[begin Task material]
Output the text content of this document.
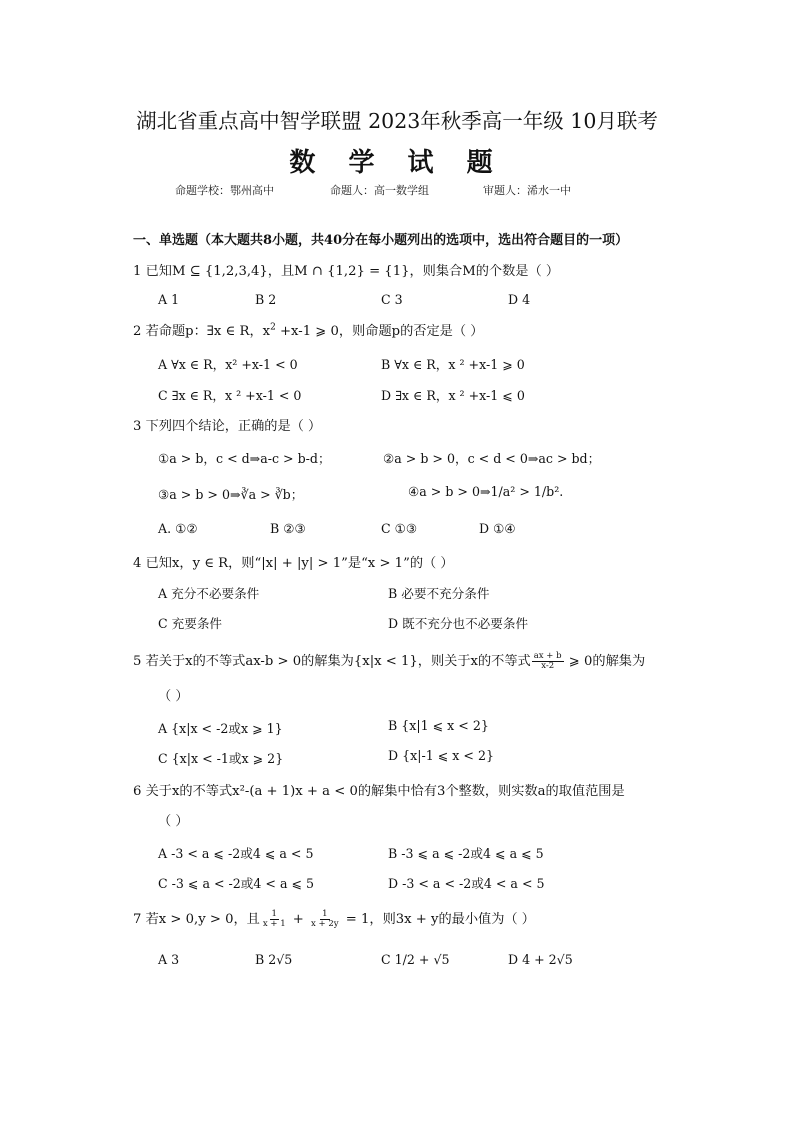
湖北省重点高中智学联盟 2023年秋季高一年级 10月联考
数 学 试 题
命题学校：鄂州高中	命题人：高一数学组	审题人：浠水一中
一、单选题（本大题共8小题，共40分在每小题列出的选项中，选出符合题目的一项）
1 已知M ⊆ {1,2,3,4}，且M ∩ {1,2} = {1}，则集合M的个数是（ ）
A 1	B 2	C 3	D 4
2 若命题p：∃x ∈ R，$x^2 +x-1$ ⩾ 0，则命题p的否定是（ ）
A ∀x ∈ R，x² +x-1 < 0	B ∀x ∈ R，x ² +x-1 ⩾ 0
C ∃x ∈ R，x ² +x-1 < 0	D ∃x ∈ R，x ² +x-1 ⩽ 0
3 下列四个结论，正确的是（ ）
①a > b，c < d⇒a-c > b-d；	②a > b > 0，c < d < 0⇒ac > bd；
③a > b > 0⇒∛a > ∛b；	④a > b > 0⇒1/a² > 1/b².
A. ①②	B ②③	C ①③	D ①④
4 已知x，y ∈ R，则“|x| + |y| > 1”是“x > 1”的（ ）
A 充分不必要条件	B 必要不充分条件
C 充要条件	D 既不充分也不必要条件
5 若关于x的不等式ax-b > 0的解集为{x|x < 1}，则关于x的不等式 $\frac{ax + b}{x-2}$ ⩾ 0的解集为
（ ）
A {x|x < -2或x ⩾ 1}	B {x|1 ⩽ x < 2}
C {x|x < -1或x ⩾ 2}	D {x|-1 ⩽ x < 2}
6 关于x的不等式x²-(a + 1)x + a < 0的解集中恰有3个整数，则实数a的取值范围是
（ ）
A -3 < a ⩽ -2或4 ⩽ a < 5	B -3 ⩽ a ⩽ -2或4 ⩽ a ⩽ 5
C -3 ⩽ a < -2或4 < a ⩽ 5	D -3 < a < -2或4 < a < 5
7 若x > 0,y > 0，且 $\frac{1}{x + 1} + \frac{1}{x + 2y} = 1$，则3x + y的最小值为（ ）
A 3	B 2√5	C 1/2 + √5	D 4 + 2√5
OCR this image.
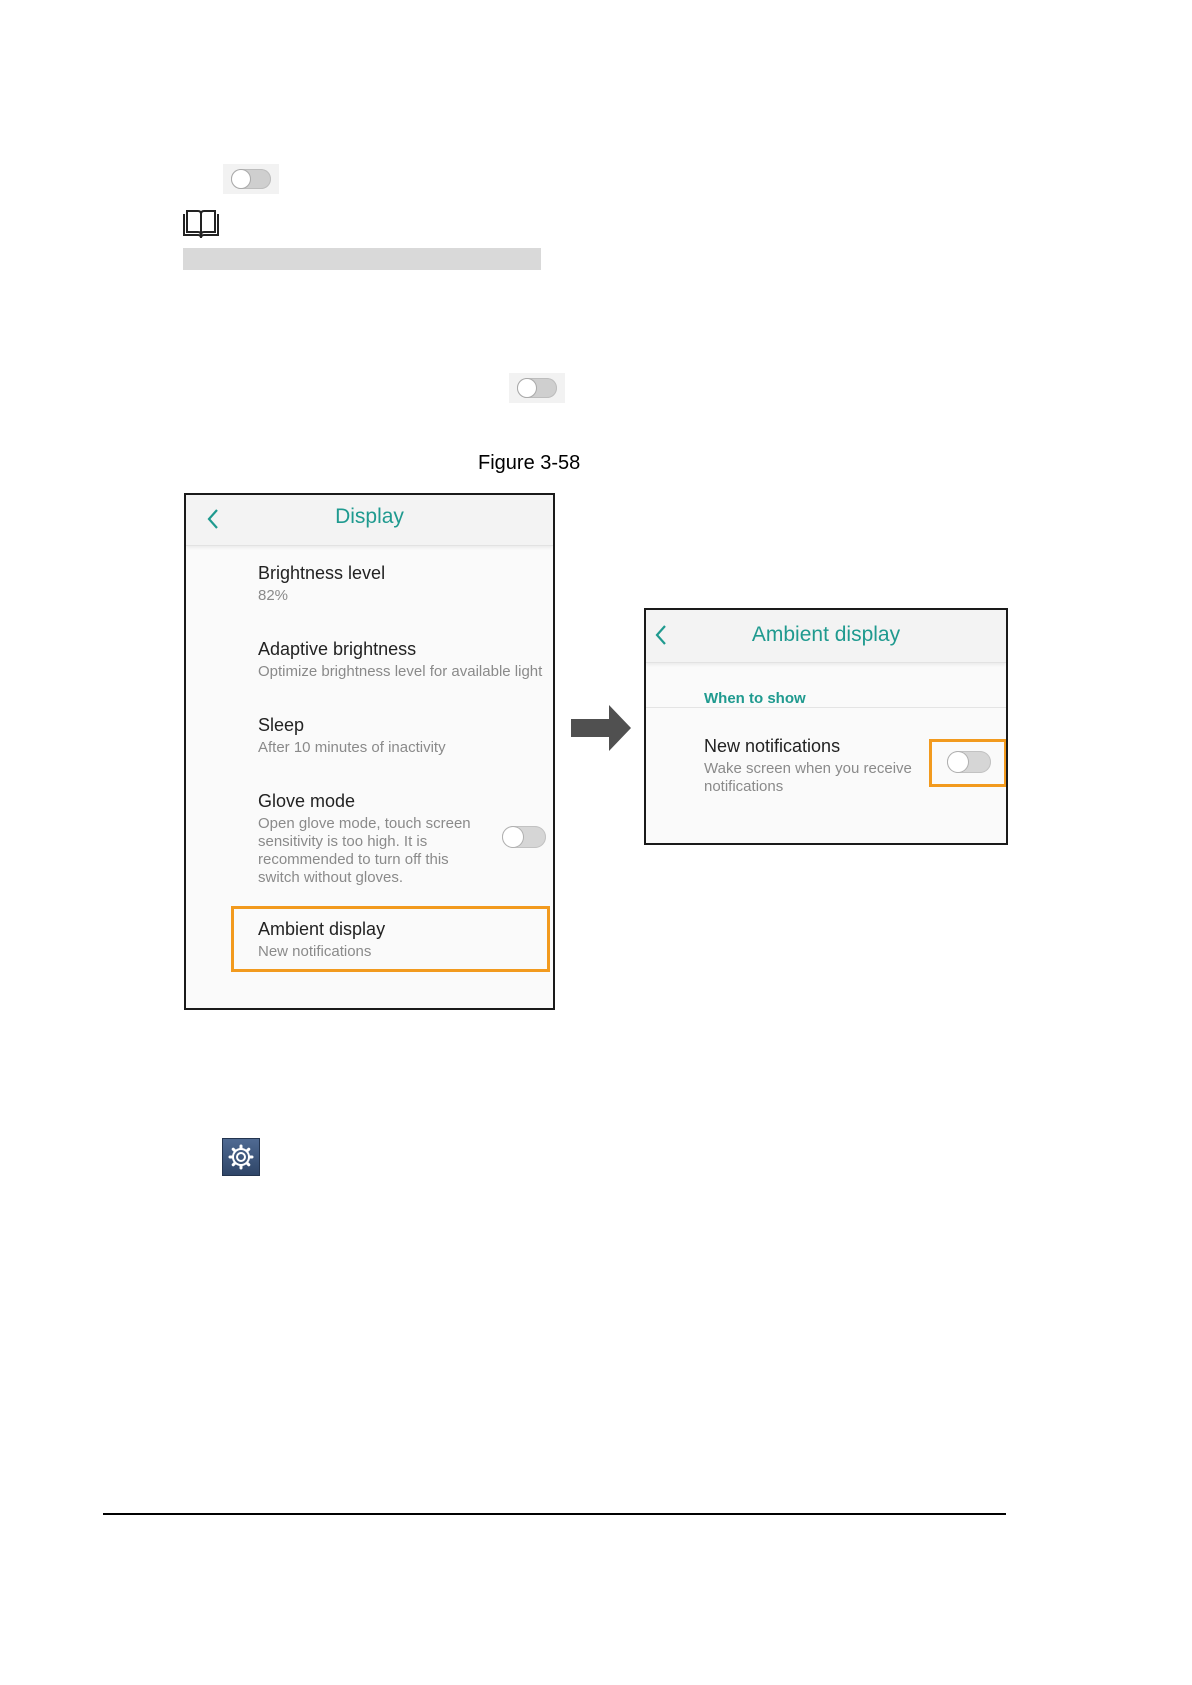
Figure 3-58
Display
Brightness level
82%
Adaptive brightness
Optimize brightness level for available light
Sleep
After 10 minutes of inactivity
Glove mode
Open glove mode, touch screen
sensitivity is too high. It is
recommended to turn off this
switch without gloves.
Ambient display
New notifications
Ambient display
When to show
New notifications
Wake screen when you receive
notifications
[end Task material]
- **What is asked**:
Extract, verbatim and alone, the lines from the line that contains "OCR this image." to the last line of the records, inclusive; drop any picture.

- **Output**:
OCR this image.
Figure 3-58
Display
Brightness level
82%
Adaptive brightness
Optimize brightness level for available light
Sleep
After 10 minutes of inactivity
Glove mode
Open glove mode, touch screen
sensitivity is too high. It is
recommended to turn off this
switch without gloves.
Ambient display
New notifications
Ambient display
When to show
New notifications
Wake screen when you receive
notifications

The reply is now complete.